Extract each line holding the word "inwentaryzacyjny" from the entries.

DATASET RECORDS:

★ ★ ★

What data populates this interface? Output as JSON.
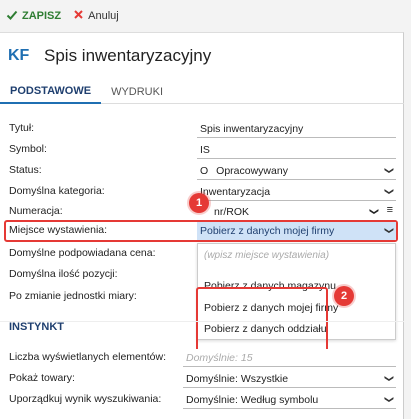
{
  "toolbar": {
    "save_label": "ZAPISZ",
    "cancel_label": "Anuluj"
  },
  "header": {
    "icon_text": "KF",
    "title": "Spis inwentaryzacyjny"
  },
  "tabs": [
    {
      "label": "PODSTAWOWE",
      "active": true
    },
    {
      "label": "WYDRUKI",
      "active": false
    }
  ],
  "form": {
    "title_label": "Tytuł:",
    "title_value": "Spis inwentaryzacyjny",
    "symbol_label": "Symbol:",
    "symbol_value": "IS",
    "status_label": "Status:",
    "status_prefix": "O",
    "status_value": "Opracowywany",
    "category_label": "Domyślna kategoria:",
    "category_value": "Inwentaryzacja",
    "numbering_label": "Numeracja:",
    "numbering_value": "nr/ROK",
    "place_label": "Miejsce wystawienia:",
    "place_value": "Pobierz z danych mojej firmy",
    "price_label": "Domyślne podpowiadana cena:",
    "qty_label": "Domyślna ilość pozycji:",
    "unit_label": "Po zmianie jednostki miary:"
  },
  "dropdown": {
    "placeholder": "(wpisz miejsce wystawienia)",
    "options": [
      "Pobierz z danych magazynu",
      "Pobierz z danych mojej firmy",
      "Pobierz z danych oddziału"
    ]
  },
  "instynkt": {
    "section_title": "INSTYNKT",
    "count_label": "Liczba wyświetlanych elementów:",
    "count_placeholder": "Domyślnie: 15",
    "show_label": "Pokaż towary:",
    "show_value": "Domyślnie: Wszystkie",
    "sort_label": "Uporządkuj wynik wyszukiwania:",
    "sort_value": "Domyślnie: Według symbolu"
  },
  "badges": {
    "one": "1",
    "two": "2"
  },
  "colors": {
    "accent": "#1f6fb2",
    "save_green": "#2e7d32",
    "highlight_red": "#e53935",
    "selection": "#cfe2f7"
  }
}
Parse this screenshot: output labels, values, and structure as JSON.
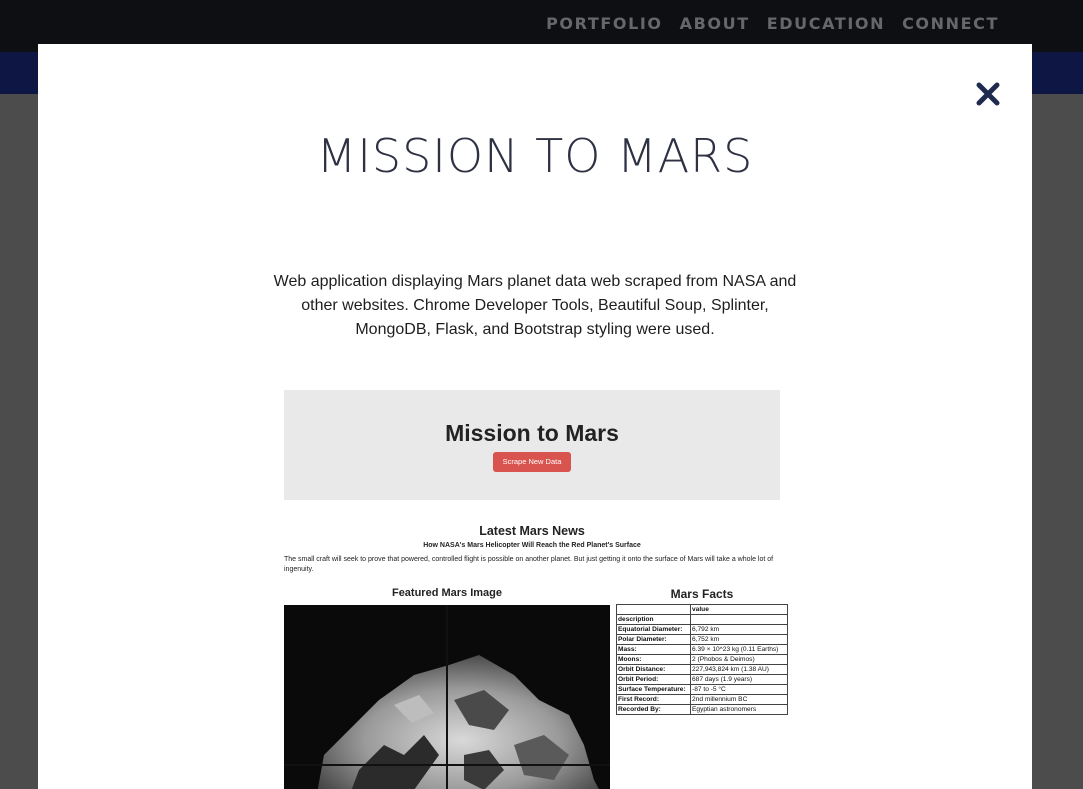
{
  "nav": {
    "links": [
      "PORTFOLIO",
      "ABOUT",
      "EDUCATION",
      "CONNECT"
    ]
  },
  "modal": {
    "title": "MISSION TO MARS",
    "description": "Web application displaying Mars planet data web scraped from NASA and other websites. Chrome Developer Tools, Beautiful Soup, Splinter, MongoDB, Flask, and Bootstrap styling were used.",
    "close_icon": "close-x-icon"
  },
  "screenshot": {
    "app_title": "Mission to Mars",
    "scrape_button": "Scrape New Data",
    "news_heading": "Latest Mars News",
    "news_title": "How NASA's Mars Helicopter Will Reach the Red Planet's Surface",
    "news_teaser": "The small craft will seek to prove that powered, controlled flight is possible on another planet. But just getting it onto the surface of Mars will take a whole lot of ingenuity.",
    "featured_heading": "Featured Mars Image",
    "facts_heading": "Mars Facts",
    "facts_header_value": "value",
    "facts_header_desc": "description",
    "facts": [
      {
        "k": "Equatorial Diameter:",
        "v": "6,792 km"
      },
      {
        "k": "Polar Diameter:",
        "v": "6,752 km"
      },
      {
        "k": "Mass:",
        "v": "6.39 × 10^23 kg (0.11 Earths)"
      },
      {
        "k": "Moons:",
        "v": "2 (Phobos & Deimos)"
      },
      {
        "k": "Orbit Distance:",
        "v": "227,943,824 km (1.38 AU)"
      },
      {
        "k": "Orbit Period:",
        "v": "687 days (1.9 years)"
      },
      {
        "k": "Surface Temperature:",
        "v": "-87 to -5 °C"
      },
      {
        "k": "First Record:",
        "v": "2nd millennium BC"
      },
      {
        "k": "Recorded By:",
        "v": "Egyptian astronomers"
      }
    ]
  },
  "colors": {
    "nav_bg": "#1a1d24",
    "subbar": "#1b2a7a",
    "close_x": "#1f2a4f",
    "button_red": "#d9534f"
  }
}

★ ★ ★

SOLUTION TO THIS TASK:
    "title": "Spis inwentaryzacyjny"
    "title_value": "Spis inwentaryzacyjny",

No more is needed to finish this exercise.